WHAT TO PRODUCE
Show every line below where "Spreadsheet" can be found.

EXERCISE MATERIAL
-=-=-=-=-

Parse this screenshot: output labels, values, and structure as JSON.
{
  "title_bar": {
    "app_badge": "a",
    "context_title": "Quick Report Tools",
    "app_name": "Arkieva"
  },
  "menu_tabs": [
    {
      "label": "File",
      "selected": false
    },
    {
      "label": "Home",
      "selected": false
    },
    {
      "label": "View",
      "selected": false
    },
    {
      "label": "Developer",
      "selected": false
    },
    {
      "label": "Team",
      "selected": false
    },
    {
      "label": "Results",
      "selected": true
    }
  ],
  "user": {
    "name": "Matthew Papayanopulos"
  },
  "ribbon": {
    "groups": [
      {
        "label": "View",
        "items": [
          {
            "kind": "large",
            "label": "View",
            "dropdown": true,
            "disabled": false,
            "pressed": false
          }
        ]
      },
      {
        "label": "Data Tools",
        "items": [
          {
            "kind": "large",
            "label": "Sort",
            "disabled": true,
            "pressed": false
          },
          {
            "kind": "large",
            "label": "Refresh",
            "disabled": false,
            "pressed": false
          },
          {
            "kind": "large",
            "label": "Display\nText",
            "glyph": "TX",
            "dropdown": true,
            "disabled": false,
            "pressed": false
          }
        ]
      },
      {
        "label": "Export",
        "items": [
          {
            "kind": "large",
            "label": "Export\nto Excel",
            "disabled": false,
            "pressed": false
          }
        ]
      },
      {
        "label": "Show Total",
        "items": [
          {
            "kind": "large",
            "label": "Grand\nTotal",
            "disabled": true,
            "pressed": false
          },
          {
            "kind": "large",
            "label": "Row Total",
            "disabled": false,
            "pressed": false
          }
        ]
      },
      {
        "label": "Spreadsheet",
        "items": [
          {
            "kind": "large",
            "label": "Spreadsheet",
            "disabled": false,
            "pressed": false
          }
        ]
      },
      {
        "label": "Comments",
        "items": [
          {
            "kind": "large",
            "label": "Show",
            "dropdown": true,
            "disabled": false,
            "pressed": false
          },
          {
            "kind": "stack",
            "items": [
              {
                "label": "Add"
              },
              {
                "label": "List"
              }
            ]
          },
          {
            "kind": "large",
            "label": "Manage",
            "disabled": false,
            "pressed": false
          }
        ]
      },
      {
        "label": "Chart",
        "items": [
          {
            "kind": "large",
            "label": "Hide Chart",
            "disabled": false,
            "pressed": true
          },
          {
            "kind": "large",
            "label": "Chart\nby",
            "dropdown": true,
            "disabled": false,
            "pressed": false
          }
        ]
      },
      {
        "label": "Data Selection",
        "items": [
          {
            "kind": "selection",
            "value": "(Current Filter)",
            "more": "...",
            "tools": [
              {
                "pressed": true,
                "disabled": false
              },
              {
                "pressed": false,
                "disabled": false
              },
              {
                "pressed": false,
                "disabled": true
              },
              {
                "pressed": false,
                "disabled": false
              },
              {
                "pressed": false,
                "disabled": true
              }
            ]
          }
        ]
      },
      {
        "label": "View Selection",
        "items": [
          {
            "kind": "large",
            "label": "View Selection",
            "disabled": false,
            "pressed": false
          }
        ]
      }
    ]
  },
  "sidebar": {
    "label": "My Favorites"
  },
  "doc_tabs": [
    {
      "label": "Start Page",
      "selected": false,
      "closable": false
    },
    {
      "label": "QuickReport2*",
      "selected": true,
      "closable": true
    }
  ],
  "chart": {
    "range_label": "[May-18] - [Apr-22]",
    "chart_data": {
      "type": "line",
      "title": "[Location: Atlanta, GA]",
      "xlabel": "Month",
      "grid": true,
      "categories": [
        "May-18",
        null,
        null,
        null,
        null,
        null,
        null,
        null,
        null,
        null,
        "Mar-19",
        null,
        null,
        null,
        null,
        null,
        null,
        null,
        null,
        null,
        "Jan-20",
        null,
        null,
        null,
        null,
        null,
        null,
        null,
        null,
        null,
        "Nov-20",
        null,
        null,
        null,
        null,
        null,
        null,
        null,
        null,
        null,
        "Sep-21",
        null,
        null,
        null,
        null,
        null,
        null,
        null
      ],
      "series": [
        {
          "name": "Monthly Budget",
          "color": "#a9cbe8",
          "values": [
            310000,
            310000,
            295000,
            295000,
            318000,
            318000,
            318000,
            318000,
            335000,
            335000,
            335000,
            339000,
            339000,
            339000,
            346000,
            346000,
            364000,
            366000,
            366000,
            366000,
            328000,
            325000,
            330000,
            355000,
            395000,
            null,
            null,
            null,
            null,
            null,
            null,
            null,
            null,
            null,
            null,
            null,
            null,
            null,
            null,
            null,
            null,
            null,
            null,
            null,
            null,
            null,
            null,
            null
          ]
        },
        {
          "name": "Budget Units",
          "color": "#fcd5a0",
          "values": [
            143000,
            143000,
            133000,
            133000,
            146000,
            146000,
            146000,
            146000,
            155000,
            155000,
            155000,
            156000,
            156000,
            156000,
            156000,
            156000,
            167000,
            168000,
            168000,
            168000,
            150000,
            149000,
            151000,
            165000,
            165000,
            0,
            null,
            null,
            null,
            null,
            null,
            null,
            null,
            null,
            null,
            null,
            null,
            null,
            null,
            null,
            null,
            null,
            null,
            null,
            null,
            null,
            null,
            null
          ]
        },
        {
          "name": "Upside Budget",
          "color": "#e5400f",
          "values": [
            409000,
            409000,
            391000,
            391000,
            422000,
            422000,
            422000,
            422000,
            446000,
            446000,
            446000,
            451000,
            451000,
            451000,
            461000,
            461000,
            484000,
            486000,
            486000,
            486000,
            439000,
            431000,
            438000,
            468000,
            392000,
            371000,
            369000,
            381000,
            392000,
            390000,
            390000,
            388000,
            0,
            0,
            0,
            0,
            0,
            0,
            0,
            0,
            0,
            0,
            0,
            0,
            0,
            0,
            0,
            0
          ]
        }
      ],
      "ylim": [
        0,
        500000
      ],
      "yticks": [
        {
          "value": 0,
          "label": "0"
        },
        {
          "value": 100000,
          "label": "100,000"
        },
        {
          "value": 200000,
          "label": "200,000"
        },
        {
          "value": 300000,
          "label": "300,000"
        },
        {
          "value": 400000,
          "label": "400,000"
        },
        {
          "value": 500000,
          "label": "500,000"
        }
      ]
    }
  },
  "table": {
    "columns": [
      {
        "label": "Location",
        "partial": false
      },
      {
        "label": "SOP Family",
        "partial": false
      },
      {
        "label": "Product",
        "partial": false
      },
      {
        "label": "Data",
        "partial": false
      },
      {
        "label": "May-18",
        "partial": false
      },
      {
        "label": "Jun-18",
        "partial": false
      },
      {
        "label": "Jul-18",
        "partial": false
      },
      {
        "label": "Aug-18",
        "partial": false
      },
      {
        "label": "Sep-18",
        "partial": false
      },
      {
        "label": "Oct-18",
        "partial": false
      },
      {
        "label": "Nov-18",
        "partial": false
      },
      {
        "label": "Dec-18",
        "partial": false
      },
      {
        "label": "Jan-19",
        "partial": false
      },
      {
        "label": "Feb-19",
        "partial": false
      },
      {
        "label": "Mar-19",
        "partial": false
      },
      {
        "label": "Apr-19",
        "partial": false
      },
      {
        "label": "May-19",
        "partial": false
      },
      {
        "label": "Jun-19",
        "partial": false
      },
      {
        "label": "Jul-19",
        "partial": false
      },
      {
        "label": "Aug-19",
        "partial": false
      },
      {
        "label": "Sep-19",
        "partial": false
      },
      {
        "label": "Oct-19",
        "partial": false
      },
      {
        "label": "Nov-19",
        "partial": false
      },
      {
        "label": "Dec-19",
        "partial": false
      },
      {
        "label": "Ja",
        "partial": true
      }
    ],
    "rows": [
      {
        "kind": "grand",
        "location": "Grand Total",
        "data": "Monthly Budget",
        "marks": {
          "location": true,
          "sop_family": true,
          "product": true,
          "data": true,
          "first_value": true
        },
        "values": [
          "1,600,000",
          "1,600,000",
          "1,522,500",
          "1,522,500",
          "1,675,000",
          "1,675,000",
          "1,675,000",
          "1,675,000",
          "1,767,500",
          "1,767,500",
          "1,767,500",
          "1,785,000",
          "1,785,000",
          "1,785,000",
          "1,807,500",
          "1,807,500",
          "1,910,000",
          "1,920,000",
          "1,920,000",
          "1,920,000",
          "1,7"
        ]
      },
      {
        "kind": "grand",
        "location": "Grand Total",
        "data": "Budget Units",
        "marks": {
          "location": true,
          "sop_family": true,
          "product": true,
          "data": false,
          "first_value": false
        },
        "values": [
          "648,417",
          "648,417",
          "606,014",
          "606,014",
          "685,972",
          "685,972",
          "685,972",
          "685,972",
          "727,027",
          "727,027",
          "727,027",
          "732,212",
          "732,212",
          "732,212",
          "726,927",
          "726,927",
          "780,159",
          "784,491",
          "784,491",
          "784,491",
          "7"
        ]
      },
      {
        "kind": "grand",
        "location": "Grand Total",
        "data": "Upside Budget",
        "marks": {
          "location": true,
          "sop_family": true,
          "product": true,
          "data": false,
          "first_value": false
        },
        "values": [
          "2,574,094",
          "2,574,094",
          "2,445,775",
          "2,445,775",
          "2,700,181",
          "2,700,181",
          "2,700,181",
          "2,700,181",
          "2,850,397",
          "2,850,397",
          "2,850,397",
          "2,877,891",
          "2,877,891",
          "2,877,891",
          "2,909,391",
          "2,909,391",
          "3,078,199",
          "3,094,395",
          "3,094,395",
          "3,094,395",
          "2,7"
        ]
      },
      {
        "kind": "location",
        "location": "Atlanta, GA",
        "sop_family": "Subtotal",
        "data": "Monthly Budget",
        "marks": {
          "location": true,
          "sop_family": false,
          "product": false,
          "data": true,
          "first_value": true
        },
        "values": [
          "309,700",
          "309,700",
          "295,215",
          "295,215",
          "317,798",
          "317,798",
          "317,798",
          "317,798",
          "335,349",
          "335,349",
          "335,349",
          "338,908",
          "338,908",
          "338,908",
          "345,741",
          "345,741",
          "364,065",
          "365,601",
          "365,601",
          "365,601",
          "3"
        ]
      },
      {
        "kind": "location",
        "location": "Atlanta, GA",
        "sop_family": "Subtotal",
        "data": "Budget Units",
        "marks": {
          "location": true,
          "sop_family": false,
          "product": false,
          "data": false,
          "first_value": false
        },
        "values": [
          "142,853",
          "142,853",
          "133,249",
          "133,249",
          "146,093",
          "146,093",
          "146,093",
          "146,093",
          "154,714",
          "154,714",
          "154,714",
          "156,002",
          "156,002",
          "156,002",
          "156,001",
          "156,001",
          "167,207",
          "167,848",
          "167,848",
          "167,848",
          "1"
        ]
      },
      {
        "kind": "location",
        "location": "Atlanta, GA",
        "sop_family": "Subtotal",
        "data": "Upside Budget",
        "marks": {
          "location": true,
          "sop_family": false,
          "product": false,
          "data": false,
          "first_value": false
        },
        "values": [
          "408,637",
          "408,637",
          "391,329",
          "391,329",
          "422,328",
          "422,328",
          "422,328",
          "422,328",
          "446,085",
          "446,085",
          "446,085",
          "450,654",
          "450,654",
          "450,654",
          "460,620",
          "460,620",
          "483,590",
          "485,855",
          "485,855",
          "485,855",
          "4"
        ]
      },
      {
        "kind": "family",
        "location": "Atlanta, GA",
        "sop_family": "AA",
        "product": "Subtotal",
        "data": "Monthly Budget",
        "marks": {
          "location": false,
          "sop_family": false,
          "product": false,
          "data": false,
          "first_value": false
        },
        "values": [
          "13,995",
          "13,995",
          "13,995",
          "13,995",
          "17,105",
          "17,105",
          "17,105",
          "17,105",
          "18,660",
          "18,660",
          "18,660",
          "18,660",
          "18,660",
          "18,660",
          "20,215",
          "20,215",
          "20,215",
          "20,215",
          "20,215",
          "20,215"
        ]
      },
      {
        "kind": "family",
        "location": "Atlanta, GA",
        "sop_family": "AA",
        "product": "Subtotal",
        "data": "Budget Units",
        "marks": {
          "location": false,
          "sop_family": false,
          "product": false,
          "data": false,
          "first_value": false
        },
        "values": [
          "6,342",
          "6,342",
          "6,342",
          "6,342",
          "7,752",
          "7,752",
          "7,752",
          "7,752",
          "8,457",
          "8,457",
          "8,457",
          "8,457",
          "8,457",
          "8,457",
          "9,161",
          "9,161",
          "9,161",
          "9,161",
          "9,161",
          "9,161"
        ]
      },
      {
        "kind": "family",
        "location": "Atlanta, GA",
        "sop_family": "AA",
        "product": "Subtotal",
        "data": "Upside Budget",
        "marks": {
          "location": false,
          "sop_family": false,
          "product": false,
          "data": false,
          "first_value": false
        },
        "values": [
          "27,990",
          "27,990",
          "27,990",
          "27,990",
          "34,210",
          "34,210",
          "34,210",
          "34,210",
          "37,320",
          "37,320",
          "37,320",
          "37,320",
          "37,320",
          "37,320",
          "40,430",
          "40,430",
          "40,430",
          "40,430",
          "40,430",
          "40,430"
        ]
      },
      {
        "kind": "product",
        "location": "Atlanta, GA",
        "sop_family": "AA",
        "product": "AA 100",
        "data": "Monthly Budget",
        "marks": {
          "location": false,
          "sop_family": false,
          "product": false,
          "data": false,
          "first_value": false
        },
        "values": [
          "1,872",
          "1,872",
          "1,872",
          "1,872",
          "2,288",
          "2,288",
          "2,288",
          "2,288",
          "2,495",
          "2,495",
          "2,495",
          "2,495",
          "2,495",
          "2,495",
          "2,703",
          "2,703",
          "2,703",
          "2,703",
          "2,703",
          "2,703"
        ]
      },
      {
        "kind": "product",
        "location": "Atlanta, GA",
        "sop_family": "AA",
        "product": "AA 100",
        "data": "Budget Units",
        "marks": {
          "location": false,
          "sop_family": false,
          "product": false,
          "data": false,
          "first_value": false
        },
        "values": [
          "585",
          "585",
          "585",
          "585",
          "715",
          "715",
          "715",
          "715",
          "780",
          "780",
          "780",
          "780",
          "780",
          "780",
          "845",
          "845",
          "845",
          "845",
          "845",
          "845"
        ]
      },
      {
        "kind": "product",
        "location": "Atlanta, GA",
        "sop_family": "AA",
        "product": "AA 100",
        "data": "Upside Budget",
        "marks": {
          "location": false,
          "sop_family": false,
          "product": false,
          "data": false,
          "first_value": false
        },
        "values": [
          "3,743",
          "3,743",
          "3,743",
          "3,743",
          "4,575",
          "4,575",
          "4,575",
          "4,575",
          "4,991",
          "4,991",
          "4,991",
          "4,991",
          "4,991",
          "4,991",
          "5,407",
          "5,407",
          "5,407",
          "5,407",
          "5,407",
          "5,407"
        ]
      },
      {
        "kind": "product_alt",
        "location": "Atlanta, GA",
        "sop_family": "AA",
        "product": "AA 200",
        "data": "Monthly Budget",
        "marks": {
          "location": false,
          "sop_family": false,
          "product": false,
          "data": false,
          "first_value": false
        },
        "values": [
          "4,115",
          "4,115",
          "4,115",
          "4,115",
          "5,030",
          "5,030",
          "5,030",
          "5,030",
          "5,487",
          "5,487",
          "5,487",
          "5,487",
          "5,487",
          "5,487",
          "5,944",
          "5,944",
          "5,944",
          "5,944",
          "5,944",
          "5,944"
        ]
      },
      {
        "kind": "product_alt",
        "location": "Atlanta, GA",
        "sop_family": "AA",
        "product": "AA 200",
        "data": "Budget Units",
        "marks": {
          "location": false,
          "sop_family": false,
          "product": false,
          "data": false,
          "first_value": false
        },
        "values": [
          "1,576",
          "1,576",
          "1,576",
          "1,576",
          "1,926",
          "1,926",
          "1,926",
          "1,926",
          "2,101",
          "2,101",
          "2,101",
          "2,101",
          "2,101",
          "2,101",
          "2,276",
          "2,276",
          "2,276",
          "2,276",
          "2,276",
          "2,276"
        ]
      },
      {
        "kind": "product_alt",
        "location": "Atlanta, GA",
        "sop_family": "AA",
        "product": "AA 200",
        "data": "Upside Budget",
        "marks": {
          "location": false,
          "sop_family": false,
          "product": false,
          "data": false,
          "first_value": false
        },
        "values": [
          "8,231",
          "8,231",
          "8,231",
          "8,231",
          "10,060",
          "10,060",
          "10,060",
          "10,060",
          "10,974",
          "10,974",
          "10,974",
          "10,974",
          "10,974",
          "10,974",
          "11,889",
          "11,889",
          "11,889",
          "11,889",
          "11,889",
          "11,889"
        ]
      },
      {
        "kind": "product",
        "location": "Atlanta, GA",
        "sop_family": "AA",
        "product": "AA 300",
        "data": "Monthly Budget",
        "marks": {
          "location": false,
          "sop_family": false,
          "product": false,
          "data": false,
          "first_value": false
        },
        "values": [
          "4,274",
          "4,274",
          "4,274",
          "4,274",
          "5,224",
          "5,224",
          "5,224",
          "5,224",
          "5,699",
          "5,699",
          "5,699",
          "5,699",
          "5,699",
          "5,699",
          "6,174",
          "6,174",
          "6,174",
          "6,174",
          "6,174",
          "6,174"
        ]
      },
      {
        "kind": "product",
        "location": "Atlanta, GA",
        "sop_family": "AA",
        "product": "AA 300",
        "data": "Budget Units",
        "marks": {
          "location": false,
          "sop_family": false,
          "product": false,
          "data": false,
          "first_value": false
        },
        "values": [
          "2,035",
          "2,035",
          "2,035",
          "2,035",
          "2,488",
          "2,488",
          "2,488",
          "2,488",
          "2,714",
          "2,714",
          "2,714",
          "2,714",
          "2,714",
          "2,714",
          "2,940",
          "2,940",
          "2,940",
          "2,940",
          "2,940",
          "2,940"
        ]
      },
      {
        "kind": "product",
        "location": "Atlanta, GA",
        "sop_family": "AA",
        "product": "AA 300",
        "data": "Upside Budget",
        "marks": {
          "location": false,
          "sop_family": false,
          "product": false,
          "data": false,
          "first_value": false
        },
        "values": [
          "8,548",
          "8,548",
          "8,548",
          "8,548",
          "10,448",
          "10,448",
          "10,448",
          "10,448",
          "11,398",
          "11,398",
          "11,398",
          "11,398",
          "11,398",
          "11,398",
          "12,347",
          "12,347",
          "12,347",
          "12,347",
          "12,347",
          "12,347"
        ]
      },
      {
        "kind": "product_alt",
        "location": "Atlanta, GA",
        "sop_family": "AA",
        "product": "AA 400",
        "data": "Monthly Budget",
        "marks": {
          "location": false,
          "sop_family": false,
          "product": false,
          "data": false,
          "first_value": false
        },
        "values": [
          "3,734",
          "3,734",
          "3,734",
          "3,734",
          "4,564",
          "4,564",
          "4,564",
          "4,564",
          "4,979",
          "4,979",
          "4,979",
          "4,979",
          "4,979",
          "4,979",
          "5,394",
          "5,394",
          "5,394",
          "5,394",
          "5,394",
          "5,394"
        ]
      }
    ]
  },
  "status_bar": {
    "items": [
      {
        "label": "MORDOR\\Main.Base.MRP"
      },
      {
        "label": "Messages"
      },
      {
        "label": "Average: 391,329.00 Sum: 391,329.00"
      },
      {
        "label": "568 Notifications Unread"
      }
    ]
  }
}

-=-=-=-=-

ANSWER TO THIS EXERCISE
        "label": "Spreadsheet",
            "label": "Spreadsheet",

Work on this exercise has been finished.